## Written problem
Set down every entry again word for word, please, but skip the pictures.
┌──
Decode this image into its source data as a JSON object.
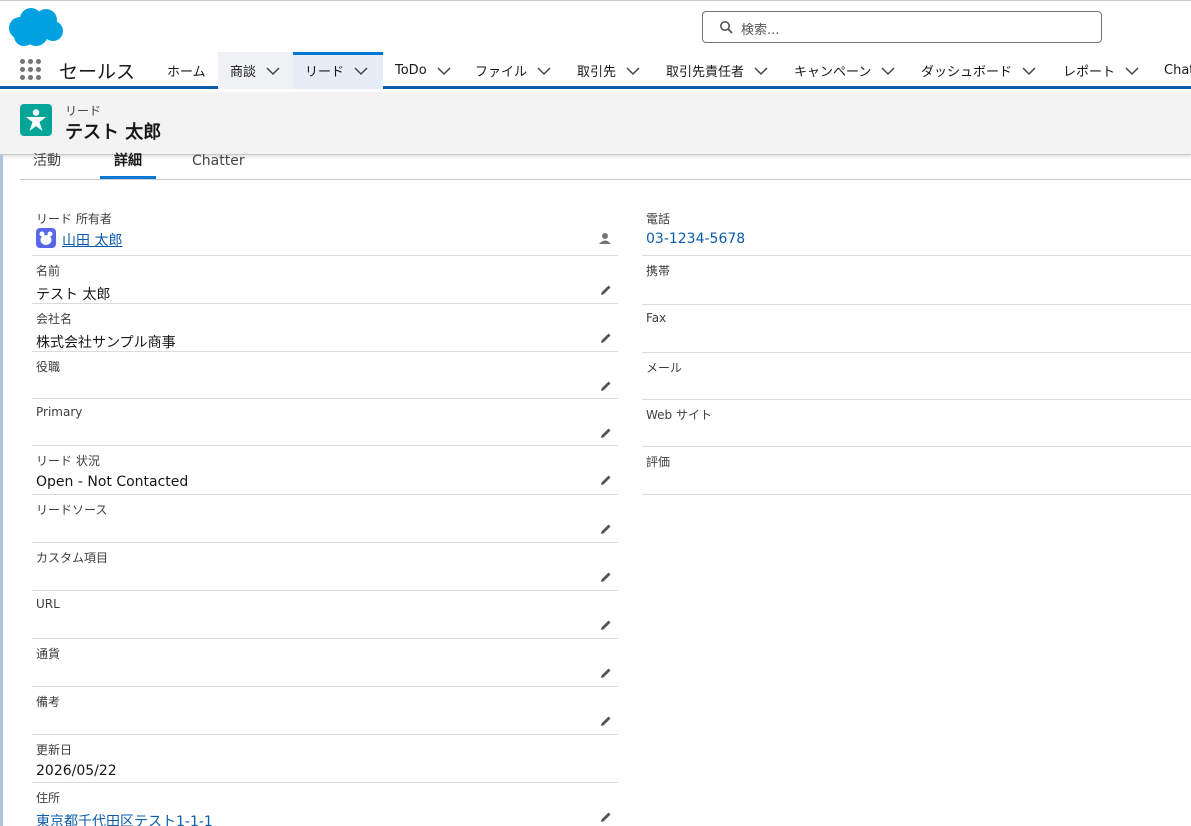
{
  "brand": {
    "logo_icon": "salesforce-cloud-logo",
    "accent": "#0176d3",
    "nav_border": "#0b5cab"
  },
  "search": {
    "placeholder": "検索..."
  },
  "app": {
    "name": "セールス"
  },
  "nav": {
    "items": [
      {
        "label": "ホーム",
        "dropdown": false
      },
      {
        "label": "商談",
        "dropdown": true
      },
      {
        "label": "リード",
        "dropdown": true,
        "active": true
      },
      {
        "label": "ToDo",
        "dropdown": true
      },
      {
        "label": "ファイル",
        "dropdown": true
      },
      {
        "label": "取引先",
        "dropdown": true
      },
      {
        "label": "取引先責任者",
        "dropdown": true
      },
      {
        "label": "キャンペーン",
        "dropdown": true
      },
      {
        "label": "ダッシュボード",
        "dropdown": true
      },
      {
        "label": "レポート",
        "dropdown": true
      },
      {
        "label": "Chat",
        "dropdown": false
      }
    ]
  },
  "record": {
    "object_label": "リード",
    "title": "テスト 太郎",
    "icon": "lead-icon",
    "icon_color": "#06a59a"
  },
  "tabs": [
    "活動",
    "詳細",
    "Chatter"
  ],
  "fields_left": [
    {
      "label": "リード 所有者",
      "value": "山田 太郎",
      "type": "owner"
    },
    {
      "label": "名前",
      "value": "テスト 太郎",
      "type": "text"
    },
    {
      "label": "会社名",
      "value": "株式会社サンプル商事",
      "type": "text"
    },
    {
      "label": "役職",
      "value": "",
      "type": "text"
    },
    {
      "label": "Primary",
      "value": "",
      "type": "text"
    },
    {
      "label": "リード 状況",
      "value": "Open - Not Contacted",
      "type": "text"
    },
    {
      "label": "リードソース",
      "value": "",
      "type": "text"
    },
    {
      "label": "カスタム項目",
      "value": "",
      "type": "text"
    },
    {
      "label": "URL",
      "value": "",
      "type": "text"
    },
    {
      "label": "通貨",
      "value": "",
      "type": "text"
    },
    {
      "label": "備考",
      "value": "",
      "type": "text"
    },
    {
      "label": "更新日",
      "value": "2026/05/22",
      "type": "readonly"
    },
    {
      "label": "住所",
      "value": "東京都千代田区テスト1-1-1",
      "type": "link"
    }
  ],
  "fields_right": [
    {
      "label": "電話",
      "value": "03-1234-5678",
      "type": "link"
    },
    {
      "label": "携帯",
      "value": ""
    },
    {
      "label": "Fax",
      "value": ""
    },
    {
      "label": "メール",
      "value": ""
    },
    {
      "label": "Web サイト",
      "value": ""
    },
    {
      "label": "評価",
      "value": ""
    }
  ]
}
└──
## Full solution
Decode this image into its source data as a JSON object.
{
  "brand": {
    "logo_icon": "salesforce-cloud-logo",
    "accent": "#0176d3",
    "nav_border": "#0b5cab"
  },
  "search": {
    "placeholder": "検索..."
  },
  "app": {
    "name": "セールス"
  },
  "nav": {
    "items": [
      {
        "label": "ホーム",
        "dropdown": false
      },
      {
        "label": "商談",
        "dropdown": true
      },
      {
        "label": "リード",
        "dropdown": true,
        "active": true
      },
      {
        "label": "ToDo",
        "dropdown": true
      },
      {
        "label": "ファイル",
        "dropdown": true
      },
      {
        "label": "取引先",
        "dropdown": true
      },
      {
        "label": "取引先責任者",
        "dropdown": true
      },
      {
        "label": "キャンペーン",
        "dropdown": true
      },
      {
        "label": "ダッシュボード",
        "dropdown": true
      },
      {
        "label": "レポート",
        "dropdown": true
      },
      {
        "label": "Chat",
        "dropdown": false
      }
    ]
  },
  "record": {
    "object_label": "リード",
    "title": "テスト 太郎",
    "icon": "lead-icon",
    "icon_color": "#06a59a"
  },
  "tabs": [
    "活動",
    "詳細",
    "Chatter"
  ],
  "fields_left": [
    {
      "label": "リード 所有者",
      "value": "山田 太郎",
      "type": "owner"
    },
    {
      "label": "名前",
      "value": "テスト 太郎",
      "type": "text"
    },
    {
      "label": "会社名",
      "value": "株式会社サンプル商事",
      "type": "text"
    },
    {
      "label": "役職",
      "value": "",
      "type": "text"
    },
    {
      "label": "Primary",
      "value": "",
      "type": "text"
    },
    {
      "label": "リード 状況",
      "value": "Open - Not Contacted",
      "type": "text"
    },
    {
      "label": "リードソース",
      "value": "",
      "type": "text"
    },
    {
      "label": "カスタム項目",
      "value": "",
      "type": "text"
    },
    {
      "label": "URL",
      "value": "",
      "type": "text"
    },
    {
      "label": "通貨",
      "value": "",
      "type": "text"
    },
    {
      "label": "備考",
      "value": "",
      "type": "text"
    },
    {
      "label": "更新日",
      "value": "2026/05/22",
      "type": "readonly"
    },
    {
      "label": "住所",
      "value": "東京都千代田区テスト1-1-1",
      "type": "link"
    }
  ],
  "fields_right": [
    {
      "label": "電話",
      "value": "03-1234-5678",
      "type": "link"
    },
    {
      "label": "携帯",
      "value": ""
    },
    {
      "label": "Fax",
      "value": ""
    },
    {
      "label": "メール",
      "value": ""
    },
    {
      "label": "Web サイト",
      "value": ""
    },
    {
      "label": "評価",
      "value": ""
    }
  ]
}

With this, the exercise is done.